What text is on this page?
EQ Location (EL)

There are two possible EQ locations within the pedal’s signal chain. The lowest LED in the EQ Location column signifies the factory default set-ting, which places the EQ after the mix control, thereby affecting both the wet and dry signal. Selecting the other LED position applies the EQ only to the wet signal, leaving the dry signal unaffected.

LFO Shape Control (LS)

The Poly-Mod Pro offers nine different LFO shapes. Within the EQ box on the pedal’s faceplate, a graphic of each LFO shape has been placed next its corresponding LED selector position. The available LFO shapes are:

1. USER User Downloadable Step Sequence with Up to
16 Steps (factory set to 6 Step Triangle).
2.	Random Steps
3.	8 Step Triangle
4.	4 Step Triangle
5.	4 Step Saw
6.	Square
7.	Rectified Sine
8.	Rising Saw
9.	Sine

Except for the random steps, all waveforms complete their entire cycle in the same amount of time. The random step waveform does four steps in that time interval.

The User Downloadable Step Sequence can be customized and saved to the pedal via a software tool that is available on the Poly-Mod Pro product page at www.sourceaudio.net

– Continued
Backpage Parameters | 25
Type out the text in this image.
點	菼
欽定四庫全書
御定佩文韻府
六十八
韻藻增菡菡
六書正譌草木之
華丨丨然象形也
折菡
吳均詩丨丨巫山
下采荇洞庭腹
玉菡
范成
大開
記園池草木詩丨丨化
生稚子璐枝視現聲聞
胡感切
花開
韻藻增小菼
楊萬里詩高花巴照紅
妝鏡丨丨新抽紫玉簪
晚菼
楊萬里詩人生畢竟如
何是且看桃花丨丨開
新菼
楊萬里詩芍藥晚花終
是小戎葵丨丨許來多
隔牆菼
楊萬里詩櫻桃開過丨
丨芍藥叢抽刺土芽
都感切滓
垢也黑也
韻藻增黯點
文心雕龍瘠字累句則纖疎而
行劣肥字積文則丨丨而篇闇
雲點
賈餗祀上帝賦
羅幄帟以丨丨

—————

Given instruction. Print the records above exactly as they appear.

Written solution.
What text is on this page?
EQ Location (EL)

There are two possible EQ locations within the pedal’s signal chain. The lowest LED in the EQ Location column signifies the factory default set-ting, which places the EQ after the mix control, thereby affecting both the wet and dry signal. Selecting the other LED position applies the EQ only to the wet signal, leaving the dry signal unaffected.

LFO Shape Control (LS)

The Poly-Mod Pro offers nine different LFO shapes. Within the EQ box on the pedal’s faceplate, a graphic of each LFO shape has been placed next its corresponding LED selector position. The available LFO shapes are:

1. USER User Downloadable Step Sequence with Up to
16 Steps (factory set to 6 Step Triangle).
2.	Random Steps
3.	8 Step Triangle
4.	4 Step Triangle
5.	4 Step Saw
6.	Square
7.	Rectified Sine
8.	Rising Saw
9.	Sine

Except for the random steps, all waveforms complete their entire cycle in the same amount of time. The random step waveform does four steps in that time interval.

The User Downloadable Step Sequence can be customized and saved to the pedal via a software tool that is available on the Poly-Mod Pro product page at www.sourceaudio.net

– Continued
Backpage Parameters | 25
Type out the text in this image.
點	菼
欽定四庫全書
御定佩文韻府
六十八
韻藻增菡菡
六書正譌草木之
華丨丨然象形也
折菡
吳均詩丨丨巫山
下采荇洞庭腹
玉菡
范成
大開
記園池草木詩丨丨化
生稚子璐枝視現聲聞
胡感切
花開
韻藻增小菼
楊萬里詩高花巴照紅
妝鏡丨丨新抽紫玉簪
晚菼
楊萬里詩人生畢竟如
何是且看桃花丨丨開
新菼
楊萬里詩芍藥晚花終
是小戎葵丨丨許來多
隔牆菼
楊萬里詩櫻桃開過丨
丨芍藥叢抽刺土芽
都感切滓
垢也黑也
韻藻增黯點
文心雕龍瘠字累句則纖疎而
行劣肥字積文則丨丨而篇闇
雲點
賈餗祀上帝賦
羅幄帟以丨丨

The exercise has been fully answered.